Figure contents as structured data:

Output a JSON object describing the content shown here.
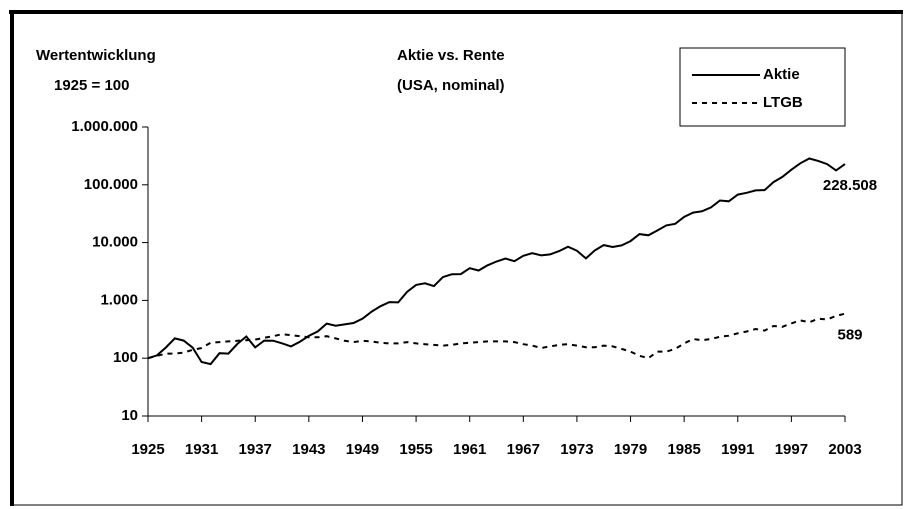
{
  "chart_data": {
    "type": "line",
    "title": "Aktie vs. Rente",
    "subtitle": "(USA, nominal)",
    "y_label": "Wertentwicklung",
    "y_label_note": "1925 = 100",
    "log_scale": true,
    "legend": "top-right",
    "x": [
      1925,
      1926,
      1927,
      1928,
      1929,
      1930,
      1931,
      1932,
      1933,
      1934,
      1935,
      1936,
      1937,
      1938,
      1939,
      1940,
      1941,
      1942,
      1943,
      1944,
      1945,
      1946,
      1947,
      1948,
      1949,
      1950,
      1951,
      1952,
      1953,
      1954,
      1955,
      1956,
      1957,
      1958,
      1959,
      1960,
      1961,
      1962,
      1963,
      1964,
      1965,
      1966,
      1967,
      1968,
      1969,
      1970,
      1971,
      1972,
      1973,
      1974,
      1975,
      1976,
      1977,
      1978,
      1979,
      1980,
      1981,
      1982,
      1983,
      1984,
      1985,
      1986,
      1987,
      1988,
      1989,
      1990,
      1991,
      1992,
      1993,
      1994,
      1995,
      1996,
      1997,
      1998,
      1999,
      2000,
      2001,
      2002,
      2003
    ],
    "xlim": [
      1925,
      2003
    ],
    "xticks": [
      1925,
      1931,
      1937,
      1943,
      1949,
      1955,
      1961,
      1967,
      1973,
      1979,
      1985,
      1991,
      1997,
      2003
    ],
    "ylim": [
      10,
      1000000
    ],
    "yticks": [
      10,
      100,
      {
        "value": 1000,
        "label": "1.000"
      },
      {
        "value": 10000,
        "label": "10.000"
      },
      {
        "value": 100000,
        "label": "100.000"
      },
      {
        "value": 1000000,
        "label": "1.000.000"
      }
    ],
    "series": [
      {
        "name": "Aktie",
        "color": "#000000",
        "dash": "solid",
        "values": [
          100,
          112,
          153,
          220,
          202,
          152,
          86,
          79,
          122,
          120,
          177,
          237,
          154,
          202,
          201,
          181,
          160,
          193,
          243,
          291,
          397,
          365,
          385,
          407,
          483,
          636,
          789,
          934,
          924,
          1411,
          1856,
          1978,
          1765,
          2530,
          2833,
          2846,
          3611,
          3296,
          4048,
          4714,
          5301,
          4768,
          5910,
          6564,
          6006,
          6246,
          7140,
          8494,
          7249,
          5331,
          7315,
          9058,
          8407,
          8959,
          10611,
          14051,
          13362,
          16222,
          19874,
          21119,
          27911,
          33067,
          34796,
          40645,
          53445,
          51750,
          67559,
          72741,
          80008,
          81054,
          111392,
          137095,
          182833,
          235089,
          284563,
          258652,
          227913,
          177534,
          228508
        ],
        "value_labels": [
          null,
          null,
          null,
          null,
          null,
          null,
          null,
          null,
          null,
          null,
          null,
          null,
          null,
          null,
          null,
          null,
          null,
          null,
          null,
          null,
          null,
          null,
          null,
          null,
          null,
          null,
          null,
          null,
          null,
          null,
          null,
          null,
          null,
          null,
          null,
          null,
          null,
          null,
          null,
          null,
          null,
          null,
          null,
          null,
          null,
          null,
          null,
          null,
          null,
          null,
          null,
          null,
          null,
          null,
          null,
          null,
          null,
          null,
          null,
          null,
          null,
          null,
          null,
          null,
          null,
          null,
          null,
          null,
          null,
          null,
          null,
          null,
          null,
          null,
          null,
          null,
          null,
          null,
          "228.508"
        ]
      },
      {
        "name": "LTGB",
        "color": "#000000",
        "dash": "dashed",
        "values": [
          100,
          110,
          120,
          120,
          125,
          140,
          150,
          185,
          190,
          195,
          200,
          205,
          210,
          225,
          240,
          260,
          250,
          240,
          230,
          230,
          240,
          220,
          200,
          190,
          200,
          195,
          185,
          180,
          180,
          190,
          180,
          175,
          170,
          165,
          170,
          180,
          185,
          190,
          195,
          195,
          195,
          190,
          175,
          165,
          150,
          160,
          170,
          175,
          165,
          155,
          155,
          165,
          160,
          145,
          130,
          110,
          100,
          130,
          130,
          145,
          180,
          215,
          205,
          215,
          235,
          245,
          270,
          290,
          320,
          300,
          360,
          350,
          400,
          450,
          420,
          480,
          470,
          540,
          589
        ],
        "value_labels": [
          null,
          null,
          null,
          null,
          null,
          null,
          null,
          null,
          null,
          null,
          null,
          null,
          null,
          null,
          null,
          null,
          null,
          null,
          null,
          null,
          null,
          null,
          null,
          null,
          null,
          null,
          null,
          null,
          null,
          null,
          null,
          null,
          null,
          null,
          null,
          null,
          null,
          null,
          null,
          null,
          null,
          null,
          null,
          null,
          null,
          null,
          null,
          null,
          null,
          null,
          null,
          null,
          null,
          null,
          null,
          null,
          null,
          null,
          null,
          null,
          null,
          null,
          null,
          null,
          null,
          null,
          null,
          null,
          null,
          null,
          null,
          null,
          null,
          null,
          null,
          null,
          null,
          null,
          "589"
        ]
      }
    ]
  }
}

Short task: Copy each line of the records precisely and drop any images they hold.

Task output:
Output a JSON object describing the content shown here.
{
  "chart_data": {
    "type": "line",
    "title": "Aktie vs. Rente",
    "subtitle": "(USA, nominal)",
    "y_label": "Wertentwicklung",
    "y_label_note": "1925 = 100",
    "log_scale": true,
    "legend": "top-right",
    "x": [
      1925,
      1926,
      1927,
      1928,
      1929,
      1930,
      1931,
      1932,
      1933,
      1934,
      1935,
      1936,
      1937,
      1938,
      1939,
      1940,
      1941,
      1942,
      1943,
      1944,
      1945,
      1946,
      1947,
      1948,
      1949,
      1950,
      1951,
      1952,
      1953,
      1954,
      1955,
      1956,
      1957,
      1958,
      1959,
      1960,
      1961,
      1962,
      1963,
      1964,
      1965,
      1966,
      1967,
      1968,
      1969,
      1970,
      1971,
      1972,
      1973,
      1974,
      1975,
      1976,
      1977,
      1978,
      1979,
      1980,
      1981,
      1982,
      1983,
      1984,
      1985,
      1986,
      1987,
      1988,
      1989,
      1990,
      1991,
      1992,
      1993,
      1994,
      1995,
      1996,
      1997,
      1998,
      1999,
      2000,
      2001,
      2002,
      2003
    ],
    "xlim": [
      1925,
      2003
    ],
    "xticks": [
      1925,
      1931,
      1937,
      1943,
      1949,
      1955,
      1961,
      1967,
      1973,
      1979,
      1985,
      1991,
      1997,
      2003
    ],
    "ylim": [
      10,
      1000000
    ],
    "yticks": [
      10,
      100,
      {
        "value": 1000,
        "label": "1.000"
      },
      {
        "value": 10000,
        "label": "10.000"
      },
      {
        "value": 100000,
        "label": "100.000"
      },
      {
        "value": 1000000,
        "label": "1.000.000"
      }
    ],
    "series": [
      {
        "name": "Aktie",
        "color": "#000000",
        "dash": "solid",
        "values": [
          100,
          112,
          153,
          220,
          202,
          152,
          86,
          79,
          122,
          120,
          177,
          237,
          154,
          202,
          201,
          181,
          160,
          193,
          243,
          291,
          397,
          365,
          385,
          407,
          483,
          636,
          789,
          934,
          924,
          1411,
          1856,
          1978,
          1765,
          2530,
          2833,
          2846,
          3611,
          3296,
          4048,
          4714,
          5301,
          4768,
          5910,
          6564,
          6006,
          6246,
          7140,
          8494,
          7249,
          5331,
          7315,
          9058,
          8407,
          8959,
          10611,
          14051,
          13362,
          16222,
          19874,
          21119,
          27911,
          33067,
          34796,
          40645,
          53445,
          51750,
          67559,
          72741,
          80008,
          81054,
          111392,
          137095,
          182833,
          235089,
          284563,
          258652,
          227913,
          177534,
          228508
        ],
        "value_labels": [
          null,
          null,
          null,
          null,
          null,
          null,
          null,
          null,
          null,
          null,
          null,
          null,
          null,
          null,
          null,
          null,
          null,
          null,
          null,
          null,
          null,
          null,
          null,
          null,
          null,
          null,
          null,
          null,
          null,
          null,
          null,
          null,
          null,
          null,
          null,
          null,
          null,
          null,
          null,
          null,
          null,
          null,
          null,
          null,
          null,
          null,
          null,
          null,
          null,
          null,
          null,
          null,
          null,
          null,
          null,
          null,
          null,
          null,
          null,
          null,
          null,
          null,
          null,
          null,
          null,
          null,
          null,
          null,
          null,
          null,
          null,
          null,
          null,
          null,
          null,
          null,
          null,
          null,
          "228.508"
        ]
      },
      {
        "name": "LTGB",
        "color": "#000000",
        "dash": "dashed",
        "values": [
          100,
          110,
          120,
          120,
          125,
          140,
          150,
          185,
          190,
          195,
          200,
          205,
          210,
          225,
          240,
          260,
          250,
          240,
          230,
          230,
          240,
          220,
          200,
          190,
          200,
          195,
          185,
          180,
          180,
          190,
          180,
          175,
          170,
          165,
          170,
          180,
          185,
          190,
          195,
          195,
          195,
          190,
          175,
          165,
          150,
          160,
          170,
          175,
          165,
          155,
          155,
          165,
          160,
          145,
          130,
          110,
          100,
          130,
          130,
          145,
          180,
          215,
          205,
          215,
          235,
          245,
          270,
          290,
          320,
          300,
          360,
          350,
          400,
          450,
          420,
          480,
          470,
          540,
          589
        ],
        "value_labels": [
          null,
          null,
          null,
          null,
          null,
          null,
          null,
          null,
          null,
          null,
          null,
          null,
          null,
          null,
          null,
          null,
          null,
          null,
          null,
          null,
          null,
          null,
          null,
          null,
          null,
          null,
          null,
          null,
          null,
          null,
          null,
          null,
          null,
          null,
          null,
          null,
          null,
          null,
          null,
          null,
          null,
          null,
          null,
          null,
          null,
          null,
          null,
          null,
          null,
          null,
          null,
          null,
          null,
          null,
          null,
          null,
          null,
          null,
          null,
          null,
          null,
          null,
          null,
          null,
          null,
          null,
          null,
          null,
          null,
          null,
          null,
          null,
          null,
          null,
          null,
          null,
          null,
          null,
          "589"
        ]
      }
    ]
  }
}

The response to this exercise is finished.